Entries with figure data
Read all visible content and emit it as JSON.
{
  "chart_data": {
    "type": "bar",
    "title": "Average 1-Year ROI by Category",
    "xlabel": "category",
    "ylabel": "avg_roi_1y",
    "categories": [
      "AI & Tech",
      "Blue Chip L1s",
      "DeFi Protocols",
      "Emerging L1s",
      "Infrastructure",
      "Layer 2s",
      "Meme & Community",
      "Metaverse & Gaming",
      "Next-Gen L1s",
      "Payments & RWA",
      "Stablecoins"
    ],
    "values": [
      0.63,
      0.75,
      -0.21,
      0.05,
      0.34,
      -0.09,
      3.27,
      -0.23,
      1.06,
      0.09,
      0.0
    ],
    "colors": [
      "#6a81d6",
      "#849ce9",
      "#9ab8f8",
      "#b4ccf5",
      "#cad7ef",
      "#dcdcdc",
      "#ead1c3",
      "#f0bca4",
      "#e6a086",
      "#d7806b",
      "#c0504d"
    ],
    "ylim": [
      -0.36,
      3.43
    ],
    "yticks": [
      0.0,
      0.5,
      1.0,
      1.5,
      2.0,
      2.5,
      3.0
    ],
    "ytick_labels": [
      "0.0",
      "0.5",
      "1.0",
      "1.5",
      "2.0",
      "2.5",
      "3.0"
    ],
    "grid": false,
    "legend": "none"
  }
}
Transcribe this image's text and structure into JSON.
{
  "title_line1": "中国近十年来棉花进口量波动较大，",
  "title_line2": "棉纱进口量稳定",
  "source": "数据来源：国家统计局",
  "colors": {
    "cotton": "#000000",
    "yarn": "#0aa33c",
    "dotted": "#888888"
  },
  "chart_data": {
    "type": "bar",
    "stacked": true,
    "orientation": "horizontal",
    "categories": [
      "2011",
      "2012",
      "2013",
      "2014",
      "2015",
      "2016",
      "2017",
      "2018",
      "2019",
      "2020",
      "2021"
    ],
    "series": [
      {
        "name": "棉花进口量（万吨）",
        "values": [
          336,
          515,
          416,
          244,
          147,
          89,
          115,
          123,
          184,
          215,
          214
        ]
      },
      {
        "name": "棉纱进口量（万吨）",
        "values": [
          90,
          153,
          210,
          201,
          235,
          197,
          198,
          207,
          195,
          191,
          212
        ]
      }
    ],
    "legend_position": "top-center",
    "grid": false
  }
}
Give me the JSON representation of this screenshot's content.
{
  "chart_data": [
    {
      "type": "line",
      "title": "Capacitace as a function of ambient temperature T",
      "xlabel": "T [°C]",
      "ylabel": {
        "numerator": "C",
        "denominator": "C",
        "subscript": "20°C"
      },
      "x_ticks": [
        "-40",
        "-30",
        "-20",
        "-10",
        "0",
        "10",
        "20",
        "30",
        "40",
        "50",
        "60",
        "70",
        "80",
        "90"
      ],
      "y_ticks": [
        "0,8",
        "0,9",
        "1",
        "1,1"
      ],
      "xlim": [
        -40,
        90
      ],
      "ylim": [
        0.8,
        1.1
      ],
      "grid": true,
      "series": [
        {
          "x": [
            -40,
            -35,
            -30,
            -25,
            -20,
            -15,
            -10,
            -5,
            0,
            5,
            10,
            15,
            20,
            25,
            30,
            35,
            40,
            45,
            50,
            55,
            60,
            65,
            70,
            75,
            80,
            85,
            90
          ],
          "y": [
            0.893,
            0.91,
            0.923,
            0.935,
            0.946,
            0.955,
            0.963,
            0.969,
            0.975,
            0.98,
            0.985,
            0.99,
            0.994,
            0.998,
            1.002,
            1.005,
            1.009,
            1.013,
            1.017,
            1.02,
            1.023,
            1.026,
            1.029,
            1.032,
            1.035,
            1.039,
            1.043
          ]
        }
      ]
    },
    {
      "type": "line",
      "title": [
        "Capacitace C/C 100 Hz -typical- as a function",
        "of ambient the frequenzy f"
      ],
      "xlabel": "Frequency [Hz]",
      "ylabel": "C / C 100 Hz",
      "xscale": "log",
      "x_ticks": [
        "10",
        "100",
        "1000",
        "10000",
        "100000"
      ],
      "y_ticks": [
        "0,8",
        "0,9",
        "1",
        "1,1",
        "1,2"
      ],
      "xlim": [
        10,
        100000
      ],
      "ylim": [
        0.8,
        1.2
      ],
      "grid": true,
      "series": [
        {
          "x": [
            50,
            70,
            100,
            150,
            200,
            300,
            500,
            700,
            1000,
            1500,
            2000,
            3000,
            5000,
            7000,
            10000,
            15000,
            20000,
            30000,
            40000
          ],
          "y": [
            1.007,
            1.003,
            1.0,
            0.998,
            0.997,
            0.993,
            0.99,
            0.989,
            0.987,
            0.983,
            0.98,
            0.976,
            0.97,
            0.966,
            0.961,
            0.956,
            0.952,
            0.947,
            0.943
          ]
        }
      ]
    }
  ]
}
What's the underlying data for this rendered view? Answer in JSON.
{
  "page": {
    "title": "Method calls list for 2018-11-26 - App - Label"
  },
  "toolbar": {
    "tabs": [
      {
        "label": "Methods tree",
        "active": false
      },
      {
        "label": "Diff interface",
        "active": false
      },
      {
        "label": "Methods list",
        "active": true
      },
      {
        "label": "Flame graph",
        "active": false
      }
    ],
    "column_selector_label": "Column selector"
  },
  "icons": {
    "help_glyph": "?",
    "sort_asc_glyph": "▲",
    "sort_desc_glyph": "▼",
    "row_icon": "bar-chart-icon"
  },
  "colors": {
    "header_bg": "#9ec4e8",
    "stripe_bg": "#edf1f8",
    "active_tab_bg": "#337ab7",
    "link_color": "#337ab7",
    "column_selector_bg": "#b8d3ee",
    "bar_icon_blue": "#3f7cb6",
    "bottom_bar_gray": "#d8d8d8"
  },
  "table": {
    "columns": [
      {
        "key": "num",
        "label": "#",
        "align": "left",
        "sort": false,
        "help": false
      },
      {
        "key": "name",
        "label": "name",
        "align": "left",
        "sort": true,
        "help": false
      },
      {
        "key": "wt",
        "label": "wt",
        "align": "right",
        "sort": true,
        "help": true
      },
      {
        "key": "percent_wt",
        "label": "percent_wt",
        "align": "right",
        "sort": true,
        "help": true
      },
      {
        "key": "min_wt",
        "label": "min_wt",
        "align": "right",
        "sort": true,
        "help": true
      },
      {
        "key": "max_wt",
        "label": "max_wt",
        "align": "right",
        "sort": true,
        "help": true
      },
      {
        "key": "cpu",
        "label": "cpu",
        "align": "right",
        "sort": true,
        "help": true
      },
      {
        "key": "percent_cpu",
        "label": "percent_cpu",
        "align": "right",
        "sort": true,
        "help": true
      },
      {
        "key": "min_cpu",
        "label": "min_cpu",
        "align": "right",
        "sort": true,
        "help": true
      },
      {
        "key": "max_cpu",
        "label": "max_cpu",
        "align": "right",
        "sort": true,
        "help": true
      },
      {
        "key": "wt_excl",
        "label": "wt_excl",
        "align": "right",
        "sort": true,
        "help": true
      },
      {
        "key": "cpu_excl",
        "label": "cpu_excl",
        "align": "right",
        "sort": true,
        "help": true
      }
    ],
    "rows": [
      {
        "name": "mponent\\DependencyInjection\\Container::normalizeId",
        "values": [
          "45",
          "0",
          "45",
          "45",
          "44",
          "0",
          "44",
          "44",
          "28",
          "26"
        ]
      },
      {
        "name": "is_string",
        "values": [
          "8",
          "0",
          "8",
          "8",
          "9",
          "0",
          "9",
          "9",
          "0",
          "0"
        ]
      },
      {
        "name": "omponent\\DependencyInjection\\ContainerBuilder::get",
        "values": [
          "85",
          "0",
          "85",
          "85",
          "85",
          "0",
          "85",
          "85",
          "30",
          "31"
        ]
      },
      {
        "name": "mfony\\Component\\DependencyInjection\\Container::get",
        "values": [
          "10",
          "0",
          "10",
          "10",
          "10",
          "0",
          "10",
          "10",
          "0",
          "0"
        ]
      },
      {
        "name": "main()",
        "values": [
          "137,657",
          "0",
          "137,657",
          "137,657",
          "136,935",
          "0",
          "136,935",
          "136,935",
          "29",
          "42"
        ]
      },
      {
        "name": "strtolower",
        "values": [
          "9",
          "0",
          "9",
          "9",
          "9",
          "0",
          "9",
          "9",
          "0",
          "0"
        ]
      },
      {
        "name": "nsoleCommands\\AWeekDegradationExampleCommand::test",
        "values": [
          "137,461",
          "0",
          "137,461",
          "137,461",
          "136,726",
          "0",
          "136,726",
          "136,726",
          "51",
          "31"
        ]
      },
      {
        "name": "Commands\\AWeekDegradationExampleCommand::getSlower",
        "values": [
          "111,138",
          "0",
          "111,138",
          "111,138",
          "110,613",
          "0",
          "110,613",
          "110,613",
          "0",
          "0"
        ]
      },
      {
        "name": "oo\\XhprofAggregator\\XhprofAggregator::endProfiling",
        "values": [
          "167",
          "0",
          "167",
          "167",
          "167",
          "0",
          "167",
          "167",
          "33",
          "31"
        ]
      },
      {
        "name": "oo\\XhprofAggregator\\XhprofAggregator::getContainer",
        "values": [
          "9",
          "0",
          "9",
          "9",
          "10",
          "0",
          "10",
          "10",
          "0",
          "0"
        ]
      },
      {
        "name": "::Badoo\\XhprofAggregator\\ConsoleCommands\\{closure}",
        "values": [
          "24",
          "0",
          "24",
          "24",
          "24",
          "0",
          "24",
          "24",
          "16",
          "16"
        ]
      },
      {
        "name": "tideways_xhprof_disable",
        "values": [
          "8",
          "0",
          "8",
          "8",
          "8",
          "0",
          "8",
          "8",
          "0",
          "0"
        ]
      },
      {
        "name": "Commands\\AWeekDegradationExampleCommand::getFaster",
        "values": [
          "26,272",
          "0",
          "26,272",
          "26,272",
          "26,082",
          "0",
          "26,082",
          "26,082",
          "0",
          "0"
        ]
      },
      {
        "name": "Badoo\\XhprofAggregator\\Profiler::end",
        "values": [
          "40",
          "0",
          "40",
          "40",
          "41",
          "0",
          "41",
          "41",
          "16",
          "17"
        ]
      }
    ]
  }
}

* [AIM]: Search the records for the word "this", then list every line that has it.

* [SOLVED PROBLEM]:
Transcribe this image's text and structure into JSON.
Give me the JSON representation of this screenshot's content.
What's the underlying data for this rendered view? Answer in JSON.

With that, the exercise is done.